WRITTEN PROBLEM
Using the entries that follow, collect the lines where the word "fermé" appears.

DATA TO PROCESS
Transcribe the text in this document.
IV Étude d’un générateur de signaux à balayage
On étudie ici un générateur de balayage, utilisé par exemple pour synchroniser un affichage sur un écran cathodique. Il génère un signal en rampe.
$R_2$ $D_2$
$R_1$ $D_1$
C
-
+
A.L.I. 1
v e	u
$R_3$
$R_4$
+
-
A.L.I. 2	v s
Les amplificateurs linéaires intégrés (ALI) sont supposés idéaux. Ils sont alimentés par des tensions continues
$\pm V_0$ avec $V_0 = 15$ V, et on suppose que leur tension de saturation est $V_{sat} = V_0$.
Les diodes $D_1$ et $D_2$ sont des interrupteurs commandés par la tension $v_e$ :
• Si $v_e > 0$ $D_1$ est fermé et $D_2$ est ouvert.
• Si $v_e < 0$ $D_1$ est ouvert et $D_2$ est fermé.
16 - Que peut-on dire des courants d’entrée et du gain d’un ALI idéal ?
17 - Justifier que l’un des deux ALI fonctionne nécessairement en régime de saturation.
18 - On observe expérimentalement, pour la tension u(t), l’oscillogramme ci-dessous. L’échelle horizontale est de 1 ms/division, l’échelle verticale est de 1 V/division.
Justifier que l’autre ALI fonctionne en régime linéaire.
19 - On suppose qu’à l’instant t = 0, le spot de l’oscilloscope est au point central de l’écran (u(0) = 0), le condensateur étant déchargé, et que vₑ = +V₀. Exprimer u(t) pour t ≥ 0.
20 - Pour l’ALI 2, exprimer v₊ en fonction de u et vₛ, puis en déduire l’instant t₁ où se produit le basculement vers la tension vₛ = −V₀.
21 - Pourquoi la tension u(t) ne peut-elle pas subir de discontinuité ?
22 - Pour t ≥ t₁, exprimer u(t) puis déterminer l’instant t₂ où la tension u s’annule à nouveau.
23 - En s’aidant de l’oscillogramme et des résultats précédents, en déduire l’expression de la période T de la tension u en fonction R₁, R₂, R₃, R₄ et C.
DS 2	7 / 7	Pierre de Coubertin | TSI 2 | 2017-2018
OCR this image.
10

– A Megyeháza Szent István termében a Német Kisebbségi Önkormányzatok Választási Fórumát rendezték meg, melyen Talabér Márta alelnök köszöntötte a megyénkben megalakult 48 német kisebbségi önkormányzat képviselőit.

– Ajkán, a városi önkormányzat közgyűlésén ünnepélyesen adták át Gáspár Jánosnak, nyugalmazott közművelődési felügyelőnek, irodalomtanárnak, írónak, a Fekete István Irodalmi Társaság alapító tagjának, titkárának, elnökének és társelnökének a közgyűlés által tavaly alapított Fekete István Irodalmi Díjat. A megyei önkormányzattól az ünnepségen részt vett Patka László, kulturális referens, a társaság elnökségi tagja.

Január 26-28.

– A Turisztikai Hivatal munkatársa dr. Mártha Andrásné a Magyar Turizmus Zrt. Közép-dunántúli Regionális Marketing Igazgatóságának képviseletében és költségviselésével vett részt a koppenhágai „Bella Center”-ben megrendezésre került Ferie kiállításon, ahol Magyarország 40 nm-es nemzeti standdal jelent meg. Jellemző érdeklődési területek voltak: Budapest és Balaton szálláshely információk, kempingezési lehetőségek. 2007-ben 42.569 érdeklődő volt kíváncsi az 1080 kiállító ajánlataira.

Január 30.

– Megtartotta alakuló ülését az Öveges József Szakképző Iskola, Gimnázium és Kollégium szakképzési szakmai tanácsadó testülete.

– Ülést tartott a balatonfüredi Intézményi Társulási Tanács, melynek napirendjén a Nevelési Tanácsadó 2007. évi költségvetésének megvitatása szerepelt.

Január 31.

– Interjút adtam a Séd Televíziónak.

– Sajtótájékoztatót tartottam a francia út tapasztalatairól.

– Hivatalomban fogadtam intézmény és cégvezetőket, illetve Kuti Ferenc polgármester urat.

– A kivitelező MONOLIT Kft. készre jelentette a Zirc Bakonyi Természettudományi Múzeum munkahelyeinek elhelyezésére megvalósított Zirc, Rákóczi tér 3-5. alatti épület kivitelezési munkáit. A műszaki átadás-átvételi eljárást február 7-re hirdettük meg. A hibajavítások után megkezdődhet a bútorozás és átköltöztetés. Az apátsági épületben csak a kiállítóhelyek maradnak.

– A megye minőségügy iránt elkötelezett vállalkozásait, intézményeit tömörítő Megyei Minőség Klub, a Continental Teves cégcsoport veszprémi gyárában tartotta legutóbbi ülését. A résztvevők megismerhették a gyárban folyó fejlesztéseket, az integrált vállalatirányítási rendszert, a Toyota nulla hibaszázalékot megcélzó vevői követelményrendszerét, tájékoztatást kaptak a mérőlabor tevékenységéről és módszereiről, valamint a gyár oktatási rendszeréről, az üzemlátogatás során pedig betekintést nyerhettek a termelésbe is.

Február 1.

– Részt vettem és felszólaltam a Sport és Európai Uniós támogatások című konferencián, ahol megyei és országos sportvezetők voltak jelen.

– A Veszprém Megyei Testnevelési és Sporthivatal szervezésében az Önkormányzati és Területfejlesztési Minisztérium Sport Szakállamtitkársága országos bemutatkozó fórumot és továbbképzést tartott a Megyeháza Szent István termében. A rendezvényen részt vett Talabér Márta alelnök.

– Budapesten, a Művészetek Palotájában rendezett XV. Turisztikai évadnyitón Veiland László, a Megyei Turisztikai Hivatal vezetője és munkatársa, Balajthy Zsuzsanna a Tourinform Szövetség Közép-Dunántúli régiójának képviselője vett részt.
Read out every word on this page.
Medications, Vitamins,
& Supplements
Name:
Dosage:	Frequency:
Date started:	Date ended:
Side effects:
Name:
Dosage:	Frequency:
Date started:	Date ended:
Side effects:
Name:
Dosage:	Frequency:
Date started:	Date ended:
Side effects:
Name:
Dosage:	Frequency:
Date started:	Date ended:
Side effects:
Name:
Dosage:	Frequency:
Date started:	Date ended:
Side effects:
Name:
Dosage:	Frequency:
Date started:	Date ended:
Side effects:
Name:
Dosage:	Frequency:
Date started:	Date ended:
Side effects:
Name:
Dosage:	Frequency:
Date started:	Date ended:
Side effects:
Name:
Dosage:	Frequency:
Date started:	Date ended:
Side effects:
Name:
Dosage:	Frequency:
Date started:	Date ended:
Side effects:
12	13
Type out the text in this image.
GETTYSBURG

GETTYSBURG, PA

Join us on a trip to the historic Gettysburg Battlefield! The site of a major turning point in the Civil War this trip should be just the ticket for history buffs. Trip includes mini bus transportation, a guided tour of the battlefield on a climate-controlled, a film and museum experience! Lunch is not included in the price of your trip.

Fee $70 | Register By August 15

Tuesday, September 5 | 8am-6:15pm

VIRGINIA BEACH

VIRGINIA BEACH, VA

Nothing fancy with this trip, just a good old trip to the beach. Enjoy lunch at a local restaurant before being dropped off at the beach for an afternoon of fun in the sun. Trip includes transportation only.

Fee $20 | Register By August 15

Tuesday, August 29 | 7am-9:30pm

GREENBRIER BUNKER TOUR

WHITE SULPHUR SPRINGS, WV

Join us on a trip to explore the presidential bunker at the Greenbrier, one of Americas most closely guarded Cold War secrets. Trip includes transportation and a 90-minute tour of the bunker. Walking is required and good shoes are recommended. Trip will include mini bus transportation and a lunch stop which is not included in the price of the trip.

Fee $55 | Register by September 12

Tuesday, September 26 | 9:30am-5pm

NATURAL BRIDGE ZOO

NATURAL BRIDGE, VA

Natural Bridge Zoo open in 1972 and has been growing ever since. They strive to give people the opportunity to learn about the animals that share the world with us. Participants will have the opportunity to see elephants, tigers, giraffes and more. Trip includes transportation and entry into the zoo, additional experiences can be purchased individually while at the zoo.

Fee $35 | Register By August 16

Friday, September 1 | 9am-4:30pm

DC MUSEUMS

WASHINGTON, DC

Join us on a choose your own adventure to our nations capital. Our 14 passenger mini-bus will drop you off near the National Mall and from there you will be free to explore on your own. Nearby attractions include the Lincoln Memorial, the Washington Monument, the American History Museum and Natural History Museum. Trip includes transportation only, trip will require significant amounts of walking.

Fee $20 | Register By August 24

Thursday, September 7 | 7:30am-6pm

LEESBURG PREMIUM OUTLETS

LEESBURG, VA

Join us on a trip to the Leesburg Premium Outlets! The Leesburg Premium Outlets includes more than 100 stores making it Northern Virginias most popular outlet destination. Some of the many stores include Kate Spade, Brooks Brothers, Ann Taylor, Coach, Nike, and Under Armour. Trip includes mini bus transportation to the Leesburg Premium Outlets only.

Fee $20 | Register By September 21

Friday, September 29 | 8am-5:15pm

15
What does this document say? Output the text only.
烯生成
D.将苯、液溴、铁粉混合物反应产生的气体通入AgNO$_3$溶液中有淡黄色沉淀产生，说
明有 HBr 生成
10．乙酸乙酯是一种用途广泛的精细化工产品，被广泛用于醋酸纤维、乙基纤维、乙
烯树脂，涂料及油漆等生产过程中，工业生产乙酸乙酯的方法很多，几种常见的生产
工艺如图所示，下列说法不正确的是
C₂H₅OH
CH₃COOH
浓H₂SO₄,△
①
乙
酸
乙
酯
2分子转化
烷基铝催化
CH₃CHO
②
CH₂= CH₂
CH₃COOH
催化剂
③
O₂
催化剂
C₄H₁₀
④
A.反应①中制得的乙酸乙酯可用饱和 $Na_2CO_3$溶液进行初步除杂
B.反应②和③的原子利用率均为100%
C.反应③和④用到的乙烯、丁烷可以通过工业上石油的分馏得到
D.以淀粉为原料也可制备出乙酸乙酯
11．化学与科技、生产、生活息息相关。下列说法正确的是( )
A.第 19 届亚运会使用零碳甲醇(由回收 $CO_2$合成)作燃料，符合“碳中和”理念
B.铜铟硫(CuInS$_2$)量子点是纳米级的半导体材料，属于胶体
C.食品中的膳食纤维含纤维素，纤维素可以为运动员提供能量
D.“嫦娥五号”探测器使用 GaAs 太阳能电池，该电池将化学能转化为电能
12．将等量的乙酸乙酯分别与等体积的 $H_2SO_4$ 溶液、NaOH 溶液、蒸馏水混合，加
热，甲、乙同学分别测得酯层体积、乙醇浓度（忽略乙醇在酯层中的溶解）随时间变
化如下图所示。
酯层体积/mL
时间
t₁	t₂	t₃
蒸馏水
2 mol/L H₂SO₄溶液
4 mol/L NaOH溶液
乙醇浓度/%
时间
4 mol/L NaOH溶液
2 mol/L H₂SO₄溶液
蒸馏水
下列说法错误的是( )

TASK RESULT
• Si $v_e > 0$ $D_1$ est fermé et $D_2$ est ouvert.
• Si $v_e < 0$ $D_1$ est ouvert et $D_2$ est fermé.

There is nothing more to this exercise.